*Instructions to follow:* Report back each line of the records that contains the string "resume".

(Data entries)
§ §
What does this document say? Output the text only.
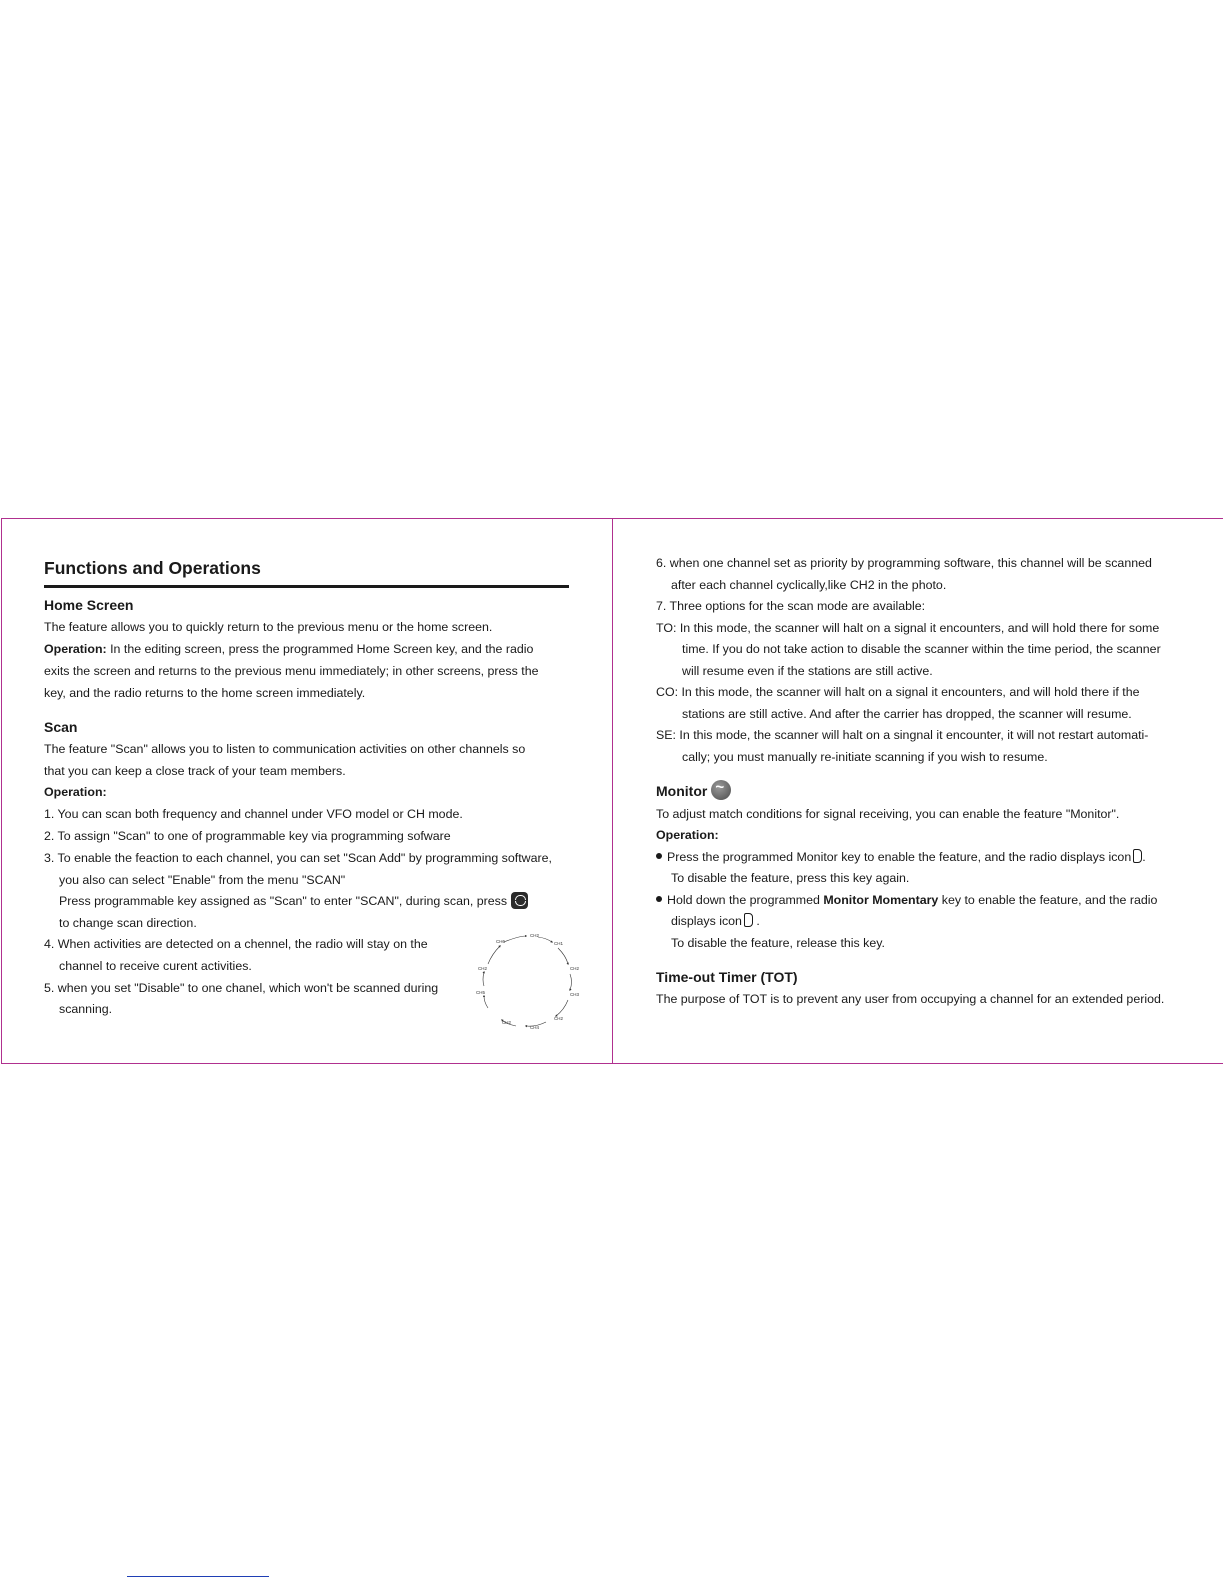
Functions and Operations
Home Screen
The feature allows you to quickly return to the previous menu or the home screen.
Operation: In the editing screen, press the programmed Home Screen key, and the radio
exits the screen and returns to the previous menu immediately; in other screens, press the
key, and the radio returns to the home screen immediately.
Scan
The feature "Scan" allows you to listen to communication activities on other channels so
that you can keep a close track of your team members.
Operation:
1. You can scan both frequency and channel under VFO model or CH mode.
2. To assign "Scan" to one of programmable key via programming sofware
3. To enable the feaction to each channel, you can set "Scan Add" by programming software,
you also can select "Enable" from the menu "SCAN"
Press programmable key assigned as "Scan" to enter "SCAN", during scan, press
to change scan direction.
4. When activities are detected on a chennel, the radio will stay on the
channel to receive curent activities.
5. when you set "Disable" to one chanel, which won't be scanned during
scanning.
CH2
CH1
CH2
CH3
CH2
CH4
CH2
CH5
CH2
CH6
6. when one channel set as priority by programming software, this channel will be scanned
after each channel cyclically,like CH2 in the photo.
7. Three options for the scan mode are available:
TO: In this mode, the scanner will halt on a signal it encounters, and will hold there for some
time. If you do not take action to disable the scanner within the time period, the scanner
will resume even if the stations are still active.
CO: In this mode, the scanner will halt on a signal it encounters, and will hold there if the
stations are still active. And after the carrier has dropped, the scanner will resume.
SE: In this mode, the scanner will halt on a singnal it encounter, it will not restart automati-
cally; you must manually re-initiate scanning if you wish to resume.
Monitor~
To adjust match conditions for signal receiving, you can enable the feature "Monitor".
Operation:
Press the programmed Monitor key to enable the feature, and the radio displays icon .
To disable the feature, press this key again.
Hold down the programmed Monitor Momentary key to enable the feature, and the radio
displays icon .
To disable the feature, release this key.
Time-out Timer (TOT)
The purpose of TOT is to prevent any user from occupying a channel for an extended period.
§ §
*Exercise solution:*
will resume even if the stations are still active.
stations are still active. And after the carrier has dropped, the scanner will resume.
cally; you must manually re-initiate scanning if you wish to resume.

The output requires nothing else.